_Exercise task:_ Could you repeat the records below exactly, leaving out any pictures?

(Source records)
----------------

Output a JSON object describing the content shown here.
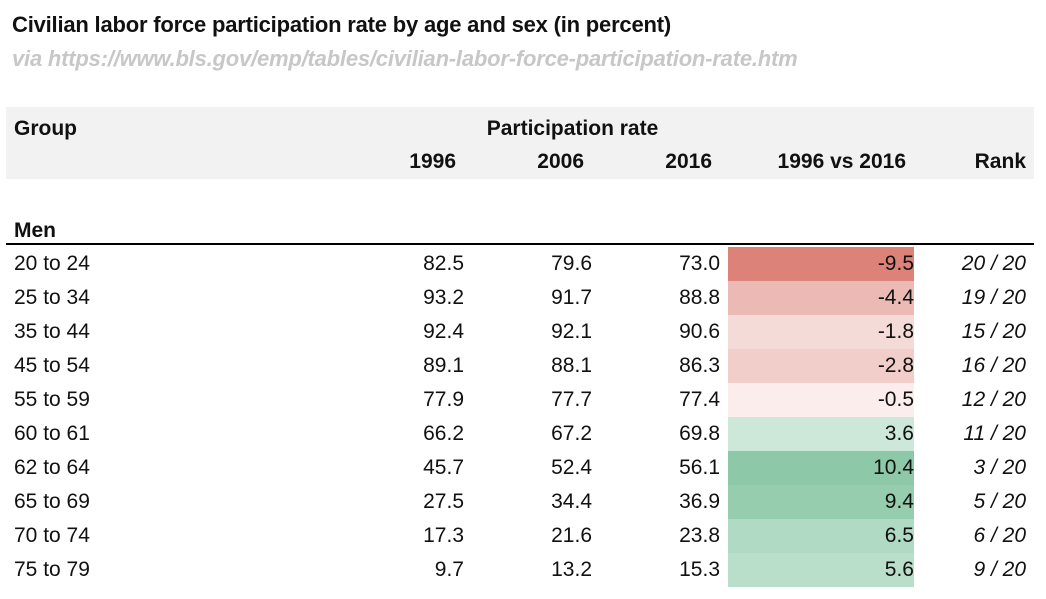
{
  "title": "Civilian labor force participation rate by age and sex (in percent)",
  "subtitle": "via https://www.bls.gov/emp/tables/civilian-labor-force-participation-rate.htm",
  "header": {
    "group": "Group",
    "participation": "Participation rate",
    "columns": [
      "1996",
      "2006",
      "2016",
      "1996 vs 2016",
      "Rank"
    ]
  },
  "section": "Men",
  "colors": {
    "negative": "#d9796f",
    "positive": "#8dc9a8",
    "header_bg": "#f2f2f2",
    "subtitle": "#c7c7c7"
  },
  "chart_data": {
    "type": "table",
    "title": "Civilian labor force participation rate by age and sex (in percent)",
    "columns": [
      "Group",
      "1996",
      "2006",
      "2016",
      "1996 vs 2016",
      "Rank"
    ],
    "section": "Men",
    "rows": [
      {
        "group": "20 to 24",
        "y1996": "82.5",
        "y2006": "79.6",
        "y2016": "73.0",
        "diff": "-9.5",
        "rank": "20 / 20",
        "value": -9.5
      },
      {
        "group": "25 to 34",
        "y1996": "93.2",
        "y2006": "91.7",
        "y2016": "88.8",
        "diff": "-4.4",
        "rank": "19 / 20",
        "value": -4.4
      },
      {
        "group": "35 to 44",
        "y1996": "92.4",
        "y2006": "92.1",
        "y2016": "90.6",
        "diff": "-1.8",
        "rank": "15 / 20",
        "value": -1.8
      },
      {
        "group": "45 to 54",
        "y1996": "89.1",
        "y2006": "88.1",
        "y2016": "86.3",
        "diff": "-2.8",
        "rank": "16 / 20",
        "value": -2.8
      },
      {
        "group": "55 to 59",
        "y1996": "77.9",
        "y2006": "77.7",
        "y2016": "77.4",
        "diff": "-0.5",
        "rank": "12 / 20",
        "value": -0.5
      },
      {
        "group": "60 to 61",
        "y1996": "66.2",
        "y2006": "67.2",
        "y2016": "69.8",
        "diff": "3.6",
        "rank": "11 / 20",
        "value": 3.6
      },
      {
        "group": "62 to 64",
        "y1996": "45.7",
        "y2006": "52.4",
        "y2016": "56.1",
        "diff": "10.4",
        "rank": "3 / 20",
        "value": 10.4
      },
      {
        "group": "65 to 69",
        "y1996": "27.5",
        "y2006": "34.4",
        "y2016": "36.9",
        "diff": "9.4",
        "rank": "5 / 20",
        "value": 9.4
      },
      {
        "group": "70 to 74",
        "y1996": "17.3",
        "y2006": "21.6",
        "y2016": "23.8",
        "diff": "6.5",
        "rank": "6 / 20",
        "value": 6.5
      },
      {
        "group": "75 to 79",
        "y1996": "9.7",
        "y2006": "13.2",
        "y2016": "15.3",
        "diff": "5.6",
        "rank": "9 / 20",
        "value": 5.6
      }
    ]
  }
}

----------------

_Final answer:_
Output a JSON object describing the content shown here.
{
  "title": "Civilian labor force participation rate by age and sex (in percent)",
  "subtitle": "via https://www.bls.gov/emp/tables/civilian-labor-force-participation-rate.htm",
  "header": {
    "group": "Group",
    "participation": "Participation rate",
    "columns": [
      "1996",
      "2006",
      "2016",
      "1996 vs 2016",
      "Rank"
    ]
  },
  "section": "Men",
  "colors": {
    "negative": "#d9796f",
    "positive": "#8dc9a8",
    "header_bg": "#f2f2f2",
    "subtitle": "#c7c7c7"
  },
  "chart_data": {
    "type": "table",
    "title": "Civilian labor force participation rate by age and sex (in percent)",
    "columns": [
      "Group",
      "1996",
      "2006",
      "2016",
      "1996 vs 2016",
      "Rank"
    ],
    "section": "Men",
    "rows": [
      {
        "group": "20 to 24",
        "y1996": "82.5",
        "y2006": "79.6",
        "y2016": "73.0",
        "diff": "-9.5",
        "rank": "20 / 20",
        "value": -9.5
      },
      {
        "group": "25 to 34",
        "y1996": "93.2",
        "y2006": "91.7",
        "y2016": "88.8",
        "diff": "-4.4",
        "rank": "19 / 20",
        "value": -4.4
      },
      {
        "group": "35 to 44",
        "y1996": "92.4",
        "y2006": "92.1",
        "y2016": "90.6",
        "diff": "-1.8",
        "rank": "15 / 20",
        "value": -1.8
      },
      {
        "group": "45 to 54",
        "y1996": "89.1",
        "y2006": "88.1",
        "y2016": "86.3",
        "diff": "-2.8",
        "rank": "16 / 20",
        "value": -2.8
      },
      {
        "group": "55 to 59",
        "y1996": "77.9",
        "y2006": "77.7",
        "y2016": "77.4",
        "diff": "-0.5",
        "rank": "12 / 20",
        "value": -0.5
      },
      {
        "group": "60 to 61",
        "y1996": "66.2",
        "y2006": "67.2",
        "y2016": "69.8",
        "diff": "3.6",
        "rank": "11 / 20",
        "value": 3.6
      },
      {
        "group": "62 to 64",
        "y1996": "45.7",
        "y2006": "52.4",
        "y2016": "56.1",
        "diff": "10.4",
        "rank": "3 / 20",
        "value": 10.4
      },
      {
        "group": "65 to 69",
        "y1996": "27.5",
        "y2006": "34.4",
        "y2016": "36.9",
        "diff": "9.4",
        "rank": "5 / 20",
        "value": 9.4
      },
      {
        "group": "70 to 74",
        "y1996": "17.3",
        "y2006": "21.6",
        "y2016": "23.8",
        "diff": "6.5",
        "rank": "6 / 20",
        "value": 6.5
      },
      {
        "group": "75 to 79",
        "y1996": "9.7",
        "y2006": "13.2",
        "y2016": "15.3",
        "diff": "5.6",
        "rank": "9 / 20",
        "value": 5.6
      }
    ]
  }
}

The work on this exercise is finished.